### [Stored data]
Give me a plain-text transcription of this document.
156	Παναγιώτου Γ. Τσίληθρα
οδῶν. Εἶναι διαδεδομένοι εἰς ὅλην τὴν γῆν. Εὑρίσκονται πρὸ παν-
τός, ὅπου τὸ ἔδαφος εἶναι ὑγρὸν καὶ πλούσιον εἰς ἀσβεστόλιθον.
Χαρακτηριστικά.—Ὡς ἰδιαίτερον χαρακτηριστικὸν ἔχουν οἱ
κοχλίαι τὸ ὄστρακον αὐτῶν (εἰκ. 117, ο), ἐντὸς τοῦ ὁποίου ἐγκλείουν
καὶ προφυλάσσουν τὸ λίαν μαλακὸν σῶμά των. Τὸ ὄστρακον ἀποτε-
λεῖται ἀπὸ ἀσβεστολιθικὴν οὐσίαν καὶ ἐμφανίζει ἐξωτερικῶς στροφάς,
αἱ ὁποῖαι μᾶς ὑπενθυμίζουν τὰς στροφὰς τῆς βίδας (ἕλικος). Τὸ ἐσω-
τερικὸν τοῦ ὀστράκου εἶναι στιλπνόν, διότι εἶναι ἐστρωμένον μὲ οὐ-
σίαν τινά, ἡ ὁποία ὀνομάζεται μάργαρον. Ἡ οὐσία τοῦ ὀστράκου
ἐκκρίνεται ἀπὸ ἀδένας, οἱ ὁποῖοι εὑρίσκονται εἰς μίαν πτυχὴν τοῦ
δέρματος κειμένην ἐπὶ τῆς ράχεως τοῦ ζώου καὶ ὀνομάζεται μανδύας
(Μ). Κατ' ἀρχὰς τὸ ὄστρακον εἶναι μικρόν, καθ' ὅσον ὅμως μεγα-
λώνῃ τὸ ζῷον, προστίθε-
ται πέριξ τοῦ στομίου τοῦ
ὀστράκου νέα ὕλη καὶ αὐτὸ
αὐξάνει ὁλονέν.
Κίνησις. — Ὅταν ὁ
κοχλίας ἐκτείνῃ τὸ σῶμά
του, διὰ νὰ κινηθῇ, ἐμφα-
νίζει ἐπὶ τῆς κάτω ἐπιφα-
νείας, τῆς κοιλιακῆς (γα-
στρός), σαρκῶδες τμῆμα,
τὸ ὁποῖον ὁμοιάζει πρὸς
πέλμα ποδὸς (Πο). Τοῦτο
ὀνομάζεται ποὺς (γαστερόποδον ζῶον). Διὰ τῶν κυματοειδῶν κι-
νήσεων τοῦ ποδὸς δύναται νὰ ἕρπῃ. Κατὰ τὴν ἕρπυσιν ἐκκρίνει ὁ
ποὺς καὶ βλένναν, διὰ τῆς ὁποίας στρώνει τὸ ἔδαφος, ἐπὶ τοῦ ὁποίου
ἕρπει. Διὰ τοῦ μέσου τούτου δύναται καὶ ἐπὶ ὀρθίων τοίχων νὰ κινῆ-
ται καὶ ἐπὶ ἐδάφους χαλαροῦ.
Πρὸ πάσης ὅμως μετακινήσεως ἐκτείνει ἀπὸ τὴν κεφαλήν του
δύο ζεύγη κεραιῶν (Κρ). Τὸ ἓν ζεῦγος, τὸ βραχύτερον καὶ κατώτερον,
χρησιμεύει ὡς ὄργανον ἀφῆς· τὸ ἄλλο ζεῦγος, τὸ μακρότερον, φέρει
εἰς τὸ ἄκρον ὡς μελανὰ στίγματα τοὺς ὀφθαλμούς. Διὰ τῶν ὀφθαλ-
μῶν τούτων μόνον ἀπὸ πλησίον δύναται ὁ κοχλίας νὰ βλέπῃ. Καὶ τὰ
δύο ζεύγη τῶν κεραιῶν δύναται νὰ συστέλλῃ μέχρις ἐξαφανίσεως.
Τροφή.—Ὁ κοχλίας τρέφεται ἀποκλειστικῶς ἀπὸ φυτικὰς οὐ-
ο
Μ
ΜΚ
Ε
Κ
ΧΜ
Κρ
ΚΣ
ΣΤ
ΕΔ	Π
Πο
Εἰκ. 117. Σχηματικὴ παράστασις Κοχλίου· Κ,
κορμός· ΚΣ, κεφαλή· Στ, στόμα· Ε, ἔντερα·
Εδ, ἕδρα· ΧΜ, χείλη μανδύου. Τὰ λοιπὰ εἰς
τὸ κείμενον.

### [Short exercise]
Quote each line of the data above exactly as written.

### [Written response]
Give me a plain-text transcription of this document.
156	Παναγιώτου Γ. Τσίληθρα
οδῶν. Εἶναι διαδεδομένοι εἰς ὅλην τὴν γῆν. Εὑρίσκονται πρὸ παν-
τός, ὅπου τὸ ἔδαφος εἶναι ὑγρὸν καὶ πλούσιον εἰς ἀσβεστόλιθον.
Χαρακτηριστικά.—Ὡς ἰδιαίτερον χαρακτηριστικὸν ἔχουν οἱ
κοχλίαι τὸ ὄστρακον αὐτῶν (εἰκ. 117, ο), ἐντὸς τοῦ ὁποίου ἐγκλείουν
καὶ προφυλάσσουν τὸ λίαν μαλακὸν σῶμά των. Τὸ ὄστρακον ἀποτε-
λεῖται ἀπὸ ἀσβεστολιθικὴν οὐσίαν καὶ ἐμφανίζει ἐξωτερικῶς στροφάς,
αἱ ὁποῖαι μᾶς ὑπενθυμίζουν τὰς στροφὰς τῆς βίδας (ἕλικος). Τὸ ἐσω-
τερικὸν τοῦ ὀστράκου εἶναι στιλπνόν, διότι εἶναι ἐστρωμένον μὲ οὐ-
σίαν τινά, ἡ ὁποία ὀνομάζεται μάργαρον. Ἡ οὐσία τοῦ ὀστράκου
ἐκκρίνεται ἀπὸ ἀδένας, οἱ ὁποῖοι εὑρίσκονται εἰς μίαν πτυχὴν τοῦ
δέρματος κειμένην ἐπὶ τῆς ράχεως τοῦ ζώου καὶ ὀνομάζεται μανδύας
(Μ). Κατ' ἀρχὰς τὸ ὄστρακον εἶναι μικρόν, καθ' ὅσον ὅμως μεγα-
λώνῃ τὸ ζῷον, προστίθε-
ται πέριξ τοῦ στομίου τοῦ
ὀστράκου νέα ὕλη καὶ αὐτὸ
αὐξάνει ὁλονέν.
Κίνησις. — Ὅταν ὁ
κοχλίας ἐκτείνῃ τὸ σῶμά
του, διὰ νὰ κινηθῇ, ἐμφα-
νίζει ἐπὶ τῆς κάτω ἐπιφα-
νείας, τῆς κοιλιακῆς (γα-
στρός), σαρκῶδες τμῆμα,
τὸ ὁποῖον ὁμοιάζει πρὸς
πέλμα ποδὸς (Πο). Τοῦτο
ὀνομάζεται ποὺς (γαστερόποδον ζῶον). Διὰ τῶν κυματοειδῶν κι-
νήσεων τοῦ ποδὸς δύναται νὰ ἕρπῃ. Κατὰ τὴν ἕρπυσιν ἐκκρίνει ὁ
ποὺς καὶ βλένναν, διὰ τῆς ὁποίας στρώνει τὸ ἔδαφος, ἐπὶ τοῦ ὁποίου
ἕρπει. Διὰ τοῦ μέσου τούτου δύναται καὶ ἐπὶ ὀρθίων τοίχων νὰ κινῆ-
ται καὶ ἐπὶ ἐδάφους χαλαροῦ.
Πρὸ πάσης ὅμως μετακινήσεως ἐκτείνει ἀπὸ τὴν κεφαλήν του
δύο ζεύγη κεραιῶν (Κρ). Τὸ ἓν ζεῦγος, τὸ βραχύτερον καὶ κατώτερον,
χρησιμεύει ὡς ὄργανον ἀφῆς· τὸ ἄλλο ζεῦγος, τὸ μακρότερον, φέρει
εἰς τὸ ἄκρον ὡς μελανὰ στίγματα τοὺς ὀφθαλμούς. Διὰ τῶν ὀφθαλ-
μῶν τούτων μόνον ἀπὸ πλησίον δύναται ὁ κοχλίας νὰ βλέπῃ. Καὶ τὰ
δύο ζεύγη τῶν κεραιῶν δύναται νὰ συστέλλῃ μέχρις ἐξαφανίσεως.
Τροφή.—Ὁ κοχλίας τρέφεται ἀποκλειστικῶς ἀπὸ φυτικὰς οὐ-
ο
Μ
ΜΚ
Ε
Κ
ΧΜ
Κρ
ΚΣ
ΣΤ
ΕΔ	Π
Πο
Εἰκ. 117. Σχηματικὴ παράστασις Κοχλίου· Κ,
κορμός· ΚΣ, κεφαλή· Στ, στόμα· Ε, ἔντερα·
Εδ, ἕδρα· ΧΜ, χείλη μανδύου. Τὰ λοιπὰ εἰς
τὸ κείμενον.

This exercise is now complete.